Find the string "costs" in the listing and report every line that has it.

Supplied material:
↓

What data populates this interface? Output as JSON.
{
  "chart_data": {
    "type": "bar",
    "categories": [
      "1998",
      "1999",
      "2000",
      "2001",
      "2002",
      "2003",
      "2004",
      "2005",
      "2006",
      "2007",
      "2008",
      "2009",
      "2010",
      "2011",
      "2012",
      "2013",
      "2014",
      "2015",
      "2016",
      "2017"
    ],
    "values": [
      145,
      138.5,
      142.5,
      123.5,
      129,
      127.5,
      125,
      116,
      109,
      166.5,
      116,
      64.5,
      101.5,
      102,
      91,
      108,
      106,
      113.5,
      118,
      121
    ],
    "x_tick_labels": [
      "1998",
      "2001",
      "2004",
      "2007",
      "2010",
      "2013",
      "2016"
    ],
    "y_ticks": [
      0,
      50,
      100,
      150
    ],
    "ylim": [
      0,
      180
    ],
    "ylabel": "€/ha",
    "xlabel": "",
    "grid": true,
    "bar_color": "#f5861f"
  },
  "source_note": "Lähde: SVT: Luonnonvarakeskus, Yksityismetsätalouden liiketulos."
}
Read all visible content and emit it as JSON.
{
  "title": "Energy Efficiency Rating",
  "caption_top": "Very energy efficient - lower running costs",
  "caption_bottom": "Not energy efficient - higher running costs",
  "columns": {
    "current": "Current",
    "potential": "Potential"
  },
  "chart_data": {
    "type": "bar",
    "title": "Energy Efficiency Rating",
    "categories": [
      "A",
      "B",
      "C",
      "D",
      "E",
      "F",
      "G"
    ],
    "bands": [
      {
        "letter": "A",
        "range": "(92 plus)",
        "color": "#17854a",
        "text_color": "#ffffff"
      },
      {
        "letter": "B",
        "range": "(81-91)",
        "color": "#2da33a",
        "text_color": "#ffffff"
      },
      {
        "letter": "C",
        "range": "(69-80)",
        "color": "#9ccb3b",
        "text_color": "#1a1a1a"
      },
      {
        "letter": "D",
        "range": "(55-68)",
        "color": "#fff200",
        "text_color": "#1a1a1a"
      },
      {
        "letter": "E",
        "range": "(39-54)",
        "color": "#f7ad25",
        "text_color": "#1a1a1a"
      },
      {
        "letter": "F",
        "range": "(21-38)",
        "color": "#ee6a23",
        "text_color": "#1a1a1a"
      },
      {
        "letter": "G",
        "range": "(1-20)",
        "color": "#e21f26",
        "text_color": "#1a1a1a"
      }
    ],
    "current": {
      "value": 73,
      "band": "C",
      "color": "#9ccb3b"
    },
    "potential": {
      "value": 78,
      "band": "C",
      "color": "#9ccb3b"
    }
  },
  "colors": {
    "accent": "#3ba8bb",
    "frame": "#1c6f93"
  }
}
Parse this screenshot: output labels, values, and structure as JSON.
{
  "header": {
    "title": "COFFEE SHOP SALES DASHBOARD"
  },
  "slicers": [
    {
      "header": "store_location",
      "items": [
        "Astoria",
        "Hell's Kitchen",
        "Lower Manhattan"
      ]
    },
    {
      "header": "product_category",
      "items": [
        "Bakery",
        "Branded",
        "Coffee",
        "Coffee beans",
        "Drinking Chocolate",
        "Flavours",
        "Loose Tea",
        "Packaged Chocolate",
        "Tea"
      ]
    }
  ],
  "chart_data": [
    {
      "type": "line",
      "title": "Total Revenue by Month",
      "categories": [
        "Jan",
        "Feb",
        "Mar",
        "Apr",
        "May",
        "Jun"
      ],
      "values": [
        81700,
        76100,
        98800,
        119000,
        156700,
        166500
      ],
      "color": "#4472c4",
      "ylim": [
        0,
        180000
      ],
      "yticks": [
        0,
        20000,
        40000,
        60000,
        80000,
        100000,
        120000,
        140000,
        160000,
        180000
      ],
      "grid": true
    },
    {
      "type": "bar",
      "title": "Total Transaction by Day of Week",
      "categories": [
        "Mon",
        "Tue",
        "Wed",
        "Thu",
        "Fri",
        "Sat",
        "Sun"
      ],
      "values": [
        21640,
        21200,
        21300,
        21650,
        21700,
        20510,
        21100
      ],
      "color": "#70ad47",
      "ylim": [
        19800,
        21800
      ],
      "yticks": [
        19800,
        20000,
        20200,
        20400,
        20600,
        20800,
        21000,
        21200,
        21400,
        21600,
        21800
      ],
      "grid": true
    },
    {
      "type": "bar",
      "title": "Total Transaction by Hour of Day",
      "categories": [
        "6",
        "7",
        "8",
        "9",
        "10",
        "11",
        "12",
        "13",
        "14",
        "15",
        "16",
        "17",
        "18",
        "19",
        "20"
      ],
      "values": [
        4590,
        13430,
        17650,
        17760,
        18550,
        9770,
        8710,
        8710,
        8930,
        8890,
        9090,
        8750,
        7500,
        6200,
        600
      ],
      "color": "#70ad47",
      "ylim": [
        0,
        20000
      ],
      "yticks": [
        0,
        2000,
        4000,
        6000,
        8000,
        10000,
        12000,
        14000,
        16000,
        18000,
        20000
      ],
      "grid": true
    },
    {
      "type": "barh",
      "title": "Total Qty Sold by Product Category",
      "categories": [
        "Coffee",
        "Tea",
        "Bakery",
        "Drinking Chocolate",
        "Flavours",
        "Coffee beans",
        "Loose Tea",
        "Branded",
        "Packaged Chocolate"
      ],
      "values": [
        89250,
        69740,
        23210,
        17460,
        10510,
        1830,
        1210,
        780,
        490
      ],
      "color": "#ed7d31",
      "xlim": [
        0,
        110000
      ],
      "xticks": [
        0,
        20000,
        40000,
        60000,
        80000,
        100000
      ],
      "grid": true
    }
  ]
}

↑

Result for this exercise:
  "caption_top": "Very energy efficient - lower running costs",
  "caption_bottom": "Not energy efficient - higher running costs",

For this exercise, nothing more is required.